**Goal:** Please tally the lines below that contain the string "labels" and reply with the count alone.

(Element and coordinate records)
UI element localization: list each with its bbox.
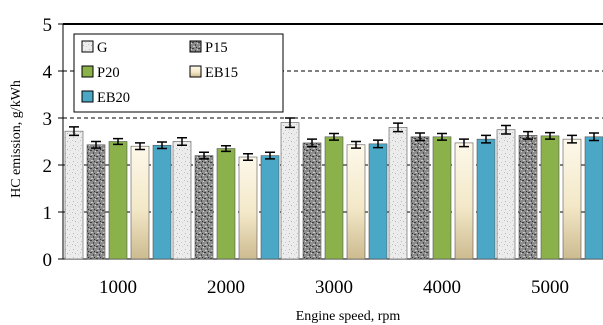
legend-swatch-p15 xyxy=(189,40,202,53)
error-bar xyxy=(265,151,275,160)
bar-p20-3000 xyxy=(324,136,344,260)
error-bar xyxy=(307,138,317,148)
legend-swatch-g xyxy=(81,40,94,53)
bar-eb20-4000 xyxy=(476,138,496,260)
y-tick-label: 2 xyxy=(43,156,53,177)
x-tick-label: 2000 xyxy=(207,277,245,298)
bar-eb15-3000 xyxy=(346,144,366,260)
error-bar xyxy=(523,130,533,140)
error-bar xyxy=(567,134,577,144)
bar-eb15-1000 xyxy=(130,145,150,260)
bar-eb20-5000 xyxy=(584,136,603,260)
y-axis-title: HC emission, g/kWh xyxy=(9,80,24,198)
bar-p15-3000 xyxy=(302,142,322,260)
error-bar xyxy=(243,152,253,162)
error-bar xyxy=(415,132,425,142)
bar-eb20-2000 xyxy=(260,155,280,260)
legend-label-p20: P20 xyxy=(97,65,120,81)
error-bar xyxy=(437,132,447,141)
x-tick-label: 3000 xyxy=(315,277,353,298)
error-bar xyxy=(177,136,187,147)
bar-p20-1000 xyxy=(108,141,128,260)
x-tick-label: 1000 xyxy=(99,277,137,298)
bar-eb20-3000 xyxy=(368,143,388,260)
bar-p15-5000 xyxy=(518,135,538,260)
y-tick-labels: 0 1 2 3 4 5 xyxy=(43,15,63,271)
legend-swatch-eb15 xyxy=(189,65,202,78)
bar-p15-1000 xyxy=(86,144,106,260)
y-tick-label: 0 xyxy=(43,250,53,271)
error-bar xyxy=(373,139,383,149)
error-bar xyxy=(351,140,361,149)
bar-p15-2000 xyxy=(194,155,214,260)
bar-eb15-2000 xyxy=(238,156,258,260)
bar-eb15-5000 xyxy=(562,138,582,260)
error-bar xyxy=(501,124,511,135)
bar-g-5000 xyxy=(496,129,516,260)
error-bar xyxy=(221,144,231,153)
legend-box xyxy=(73,33,284,113)
error-bar xyxy=(135,142,145,151)
y-tick-label: 3 xyxy=(43,109,53,130)
legend-label-eb15: EB15 xyxy=(205,65,238,81)
y-tick-label: 5 xyxy=(43,15,53,36)
error-bar xyxy=(199,151,209,160)
error-bar xyxy=(329,132,339,141)
legend: G P15 P20 EB15 EB20 xyxy=(73,33,284,113)
error-bar xyxy=(113,137,123,146)
legend-label-p15: P15 xyxy=(205,40,228,56)
y-tick-label: 1 xyxy=(43,203,53,224)
bar-eb15-4000 xyxy=(454,142,474,260)
bar-g-2000 xyxy=(172,141,192,260)
bar-g-3000 xyxy=(280,122,300,260)
bar-p20-5000 xyxy=(540,135,560,260)
error-bar xyxy=(545,131,555,140)
x-tick-labels: 1000 2000 3000 4000 5000 xyxy=(99,277,569,298)
legend-label-eb20: EB20 xyxy=(97,90,130,106)
error-bar xyxy=(589,132,599,142)
bar-p15-4000 xyxy=(410,136,430,260)
bar-p20-2000 xyxy=(216,148,236,260)
x-axis-title: Engine speed, rpm xyxy=(296,309,401,324)
legend-swatch-p20 xyxy=(81,65,94,78)
x-tick-label: 5000 xyxy=(531,277,569,298)
bar-p20-4000 xyxy=(432,136,452,260)
error-bar xyxy=(69,126,79,137)
error-bar xyxy=(157,141,167,150)
error-bar xyxy=(393,122,403,133)
bar-g-4000 xyxy=(388,127,408,260)
bar-eb20-1000 xyxy=(152,144,172,260)
error-bar xyxy=(285,117,295,129)
bar-g-1000 xyxy=(64,130,84,260)
error-bar xyxy=(459,138,469,148)
y-tick-label: 4 xyxy=(43,62,53,83)
legend-swatch-eb20 xyxy=(81,90,94,103)
error-bar xyxy=(91,140,101,149)
bars xyxy=(64,117,603,260)
x-tick-label: 4000 xyxy=(423,277,461,298)
error-bar xyxy=(481,134,491,144)
legend-label-g: G xyxy=(97,40,108,56)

**Solved problem:** 2